• [Supplied entries]

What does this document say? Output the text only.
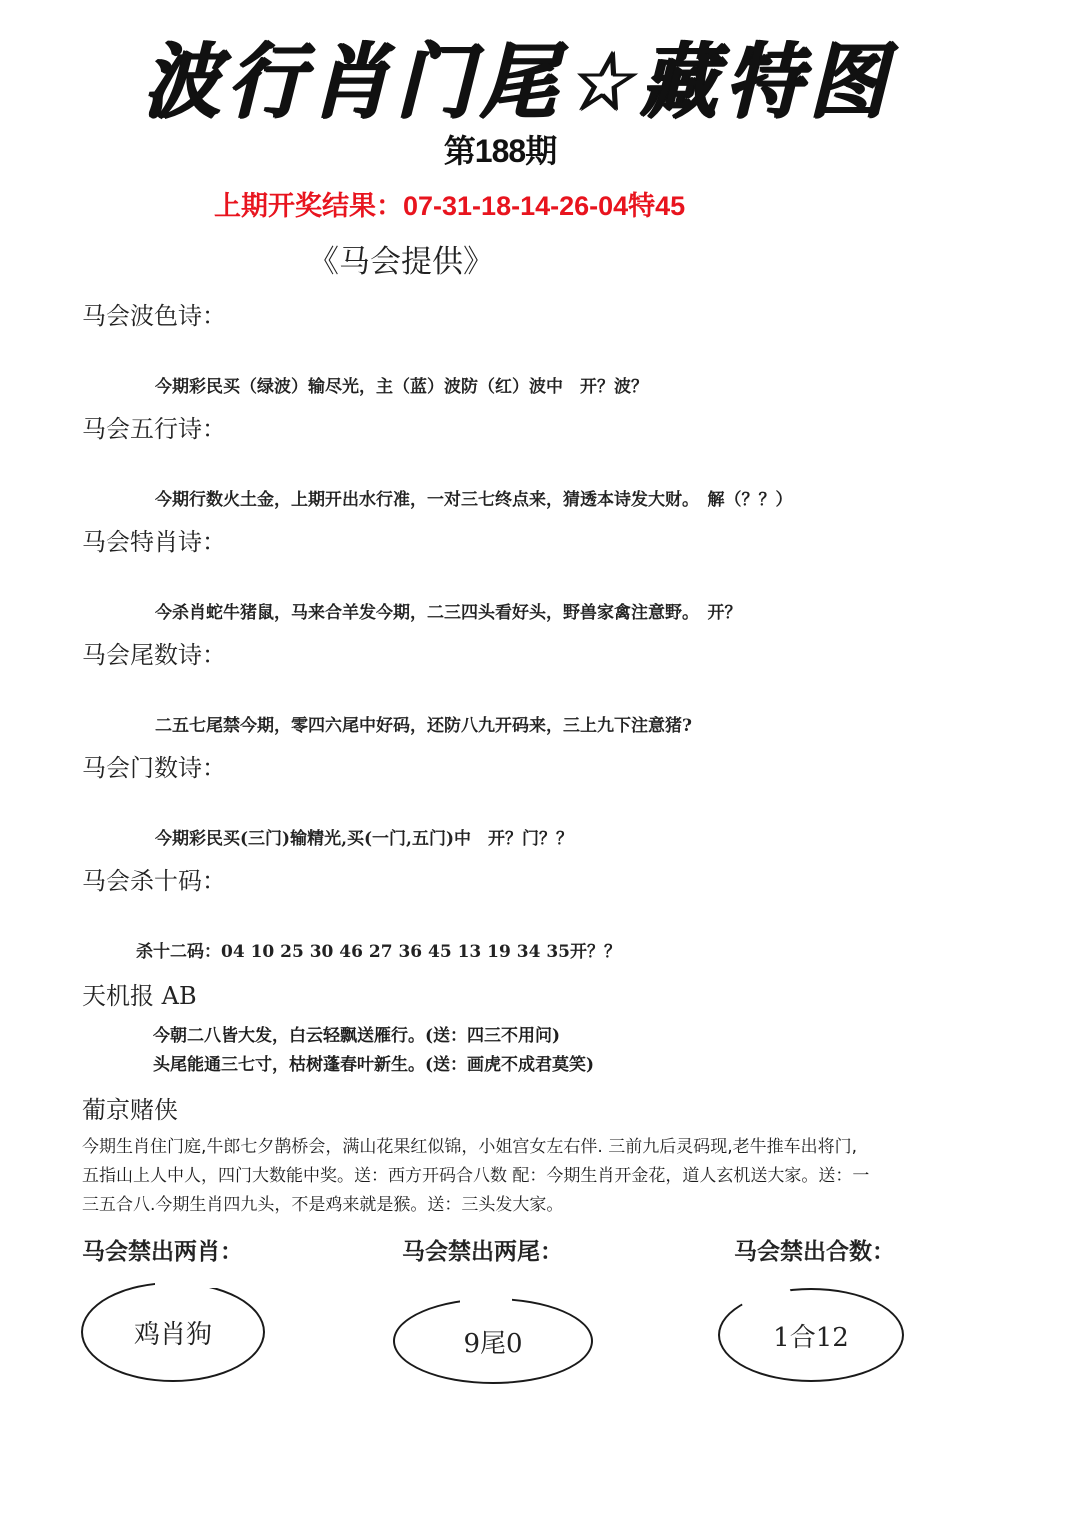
波
行
肖
门
尾
☆
藏
特
图
第188期
上期开奖结果：07-31-18-14-26-04特45
《马会提供》
马会波色诗：
今期彩民买（绿波）输尽光，主（蓝）波防（红）波中　开？波？
马会五行诗：
今期行数火土金，上期开出水行准，一对三七终点来，猜透本诗发大财。　解（？？）
马会特肖诗：
今杀肖蛇牛猪鼠，马来合羊发今期，二三四头看好头，野兽家禽注意野。　开？
马会尾数诗：
二五七尾禁今期，零四六尾中好码，还防八九开码来，三上九下注意猪?
马会门数诗：
今期彩民买(三门)输精光,买(一门,五门)中　开？门？？
马会杀十码：
杀十二码：04 10 25 30 46 27 36 45 13 19 34 35开？？
天机报 AB
今朝二八皆大发，白云轻飘送雁行。(送：四三不用问)
头尾能通三七寸，枯树蓬春叶新生。(送：画虎不成君莫笑)
葡京赌侠
今期生肖住门庭,牛郎七夕鹊桥会，满山花果红似锦，小姐宫女左右伴. 三前九后灵码现,老牛推车出将门,
五指山上人中人，四门大数能中奖。送：西方开码合八数 配：今期生肖开金花，道人玄机送大家。送：一
三五合八.今期生肖四九头，不是鸡来就是猴。送：三头发大家。
马会禁出两肖：	马会禁出两尾：	马会禁出合数：
鸡肖狗	9尾0	1合12
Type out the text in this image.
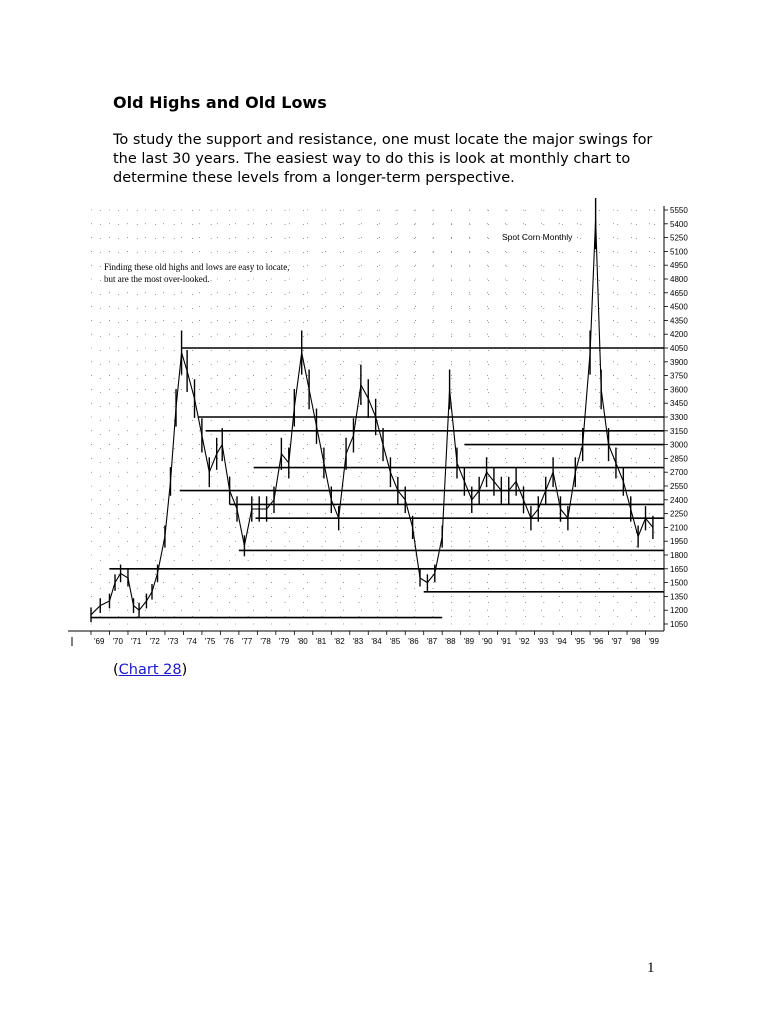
Old Highs and Old Lows

To study the support and resistance, one must locate the major swings for the last 30 years. The easiest way to do this is look at monthly chart to determine these levels from a longer-term perspective.

5550
5400
5250
5100
4950
4800
4650
4500
4350
4200
4050
3900
3750
3600
3450
3300
3150
3000
2850
2700
2550
2400
2250
2100
1950
1800
1650
1500
1350
1200
1050
'69 '70 '71 '72 '73 '74 '75 '76 '77 '78 '79 '80 '81 '82 '83 '84 '85 '86 '87 '88 '89 '90 '91 '92 '93 '94 '95 '96 '97 '98 '99
Spot Corn Monthly
Finding these old highs and lows are easy to locate,
but are the most over-looked.
(Chart 28)
1
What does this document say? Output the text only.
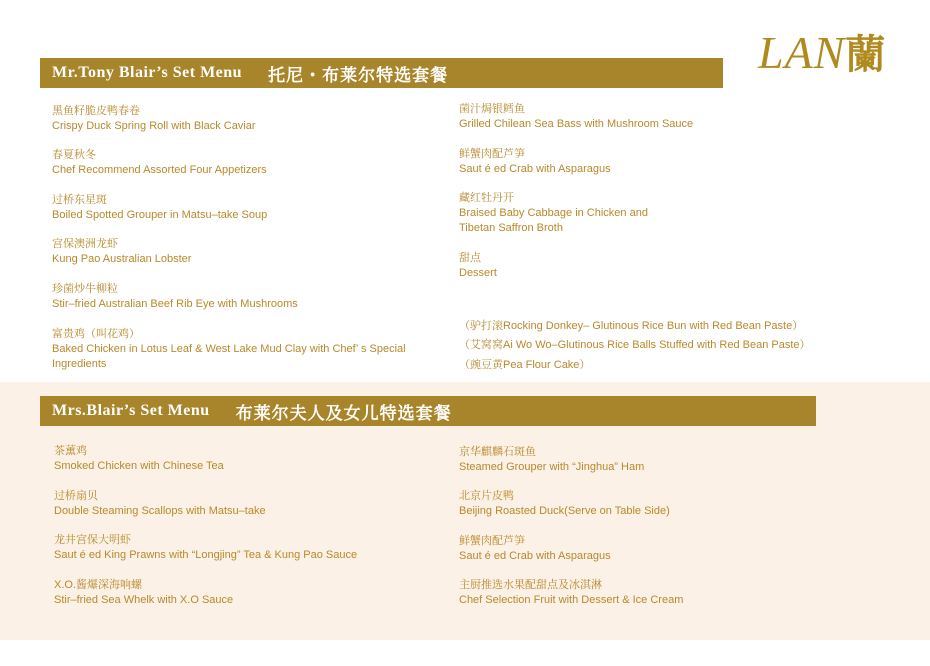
LAN蘭
Mr.Tony Blair’s Set Menu 托尼・布莱尔特选套餐
黑鱼籽脆皮鸭春卷
Crispy Duck Spring Roll with Black Caviar
春夏秋冬
Chef Recommend Assorted Four Appetizers
过桥东星斑
Boiled Spotted Grouper in Matsu–take Soup
宫保澳洲龙虾
Kung Pao Australian Lobster
珍菌炒牛柳粒
Stir–fried Australian Beef Rib Eye with Mushrooms
富贵鸡（叫花鸡）
Baked Chicken in Lotus Leaf & West Lake Mud Clay with Chef’ s Special
Ingredients
菌汁焗银鳕鱼
Grilled Chilean Sea Bass with Mushroom Sauce
鲜蟹肉配芦笋
Saut é ed Crab with Asparagus
藏红牡丹开
Braised Baby Cabbage in Chicken and
Tibetan Saffron Broth
甜点
Dessert
（驴打滚Rocking Donkey– Glutinous Rice Bun with Red Bean Paste）
（艾窝窝Ai Wo Wo–Glutinous Rice Balls Stuffed with Red Bean Paste）
（豌豆黄Pea Flour Cake）
Mrs.Blair’s Set Menu 布莱尔夫人及女儿特选套餐
茶薰鸡
Smoked Chicken with Chinese Tea
过桥扇贝
Double Steaming Scallops with Matsu–take
龙井宫保大明虾
Saut é ed King Prawns with “Longjing” Tea & Kung Pao Sauce
X.O.酱爆深海响螺
Stir–fried Sea Whelk with X.O Sauce
京华麒麟石斑鱼
Steamed Grouper with “Jinghua” Ham
北京片皮鸭
Beijing Roasted Duck(Serve on Table Side)
鲜蟹肉配芦笋
Saut é ed Crab with Asparagus
主厨推选水果配甜点及冰淇淋
Chef Selection Fruit with Dessert & Ice Cream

• [Required task] Quote all the lines above exactly as given. Do not include the pictures.

• [Answer below]
What does this document say? Output the text only.
波
行
肖
门
尾
☆
藏
特
图
第188期
上期开奖结果：07-31-18-14-26-04特45
《马会提供》
马会波色诗：
今期彩民买（绿波）输尽光，主（蓝）波防（红）波中　开？波？
马会五行诗：
今期行数火土金，上期开出水行准，一对三七终点来，猜透本诗发大财。　解（？？）
马会特肖诗：
今杀肖蛇牛猪鼠，马来合羊发今期，二三四头看好头，野兽家禽注意野。　开？
马会尾数诗：
二五七尾禁今期，零四六尾中好码，还防八九开码来，三上九下注意猪?
马会门数诗：
今期彩民买(三门)输精光,买(一门,五门)中　开？门？？
马会杀十码：
杀十二码：04 10 25 30 46 27 36 45 13 19 34 35开？？
天机报 AB
今朝二八皆大发，白云轻飘送雁行。(送：四三不用问)
头尾能通三七寸，枯树蓬春叶新生。(送：画虎不成君莫笑)
葡京赌侠
今期生肖住门庭,牛郎七夕鹊桥会，满山花果红似锦，小姐宫女左右伴. 三前九后灵码现,老牛推车出将门,
五指山上人中人，四门大数能中奖。送：西方开码合八数 配：今期生肖开金花，道人玄机送大家。送：一
三五合八.今期生肖四九头，不是鸡来就是猴。送：三头发大家。
马会禁出两肖：	马会禁出两尾：	马会禁出合数：
鸡肖狗	9尾0	1合12
Type out the text in this image.
Old Highs and Old Lows

To study the support and resistance, one must locate the major swings for the last 30 years. The easiest way to do this is look at monthly chart to determine these levels from a longer-term perspective.

5550
5400
5250
5100
4950
4800
4650
4500
4350
4200
4050
3900
3750
3600
3450
3300
3150
3000
2850
2700
2550
2400
2250
2100
1950
1800
1650
1500
1350
1200
1050
'69 '70 '71 '72 '73 '74 '75 '76 '77 '78 '79 '80 '81 '82 '83 '84 '85 '86 '87 '88 '89 '90 '91 '92 '93 '94 '95 '96 '97 '98 '99
Spot Corn Monthly
Finding these old highs and lows are easy to locate,
but are the most over-looked.
(Chart 28)
1
What does this document say? Output the text only.
LAN蘭
Mr.Tony Blair’s Set Menu 托尼・布莱尔特选套餐
黑鱼籽脆皮鸭春卷
Crispy Duck Spring Roll with Black Caviar
春夏秋冬
Chef Recommend Assorted Four Appetizers
过桥东星斑
Boiled Spotted Grouper in Matsu–take Soup
宫保澳洲龙虾
Kung Pao Australian Lobster
珍菌炒牛柳粒
Stir–fried Australian Beef Rib Eye with Mushrooms
富贵鸡（叫花鸡）
Baked Chicken in Lotus Leaf & West Lake Mud Clay with Chef’ s Special
Ingredients
菌汁焗银鳕鱼
Grilled Chilean Sea Bass with Mushroom Sauce
鲜蟹肉配芦笋
Saut é ed Crab with Asparagus
藏红牡丹开
Braised Baby Cabbage in Chicken and
Tibetan Saffron Broth
甜点
Dessert
（驴打滚Rocking Donkey– Glutinous Rice Bun with Red Bean Paste）
（艾窝窝Ai Wo Wo–Glutinous Rice Balls Stuffed with Red Bean Paste）
（豌豆黄Pea Flour Cake）
Mrs.Blair’s Set Menu 布莱尔夫人及女儿特选套餐
茶薰鸡
Smoked Chicken with Chinese Tea
过桥扇贝
Double Steaming Scallops with Matsu–take
龙井宫保大明虾
Saut é ed King Prawns with “Longjing” Tea & Kung Pao Sauce
X.O.酱爆深海响螺
Stir–fried Sea Whelk with X.O Sauce
京华麒麟石斑鱼
Steamed Grouper with “Jinghua” Ham
北京片皮鸭
Beijing Roasted Duck(Serve on Table Side)
鲜蟹肉配芦笋
Saut é ed Crab with Asparagus
主厨推选水果配甜点及冰淇淋
Chef Selection Fruit with Dessert & Ice Cream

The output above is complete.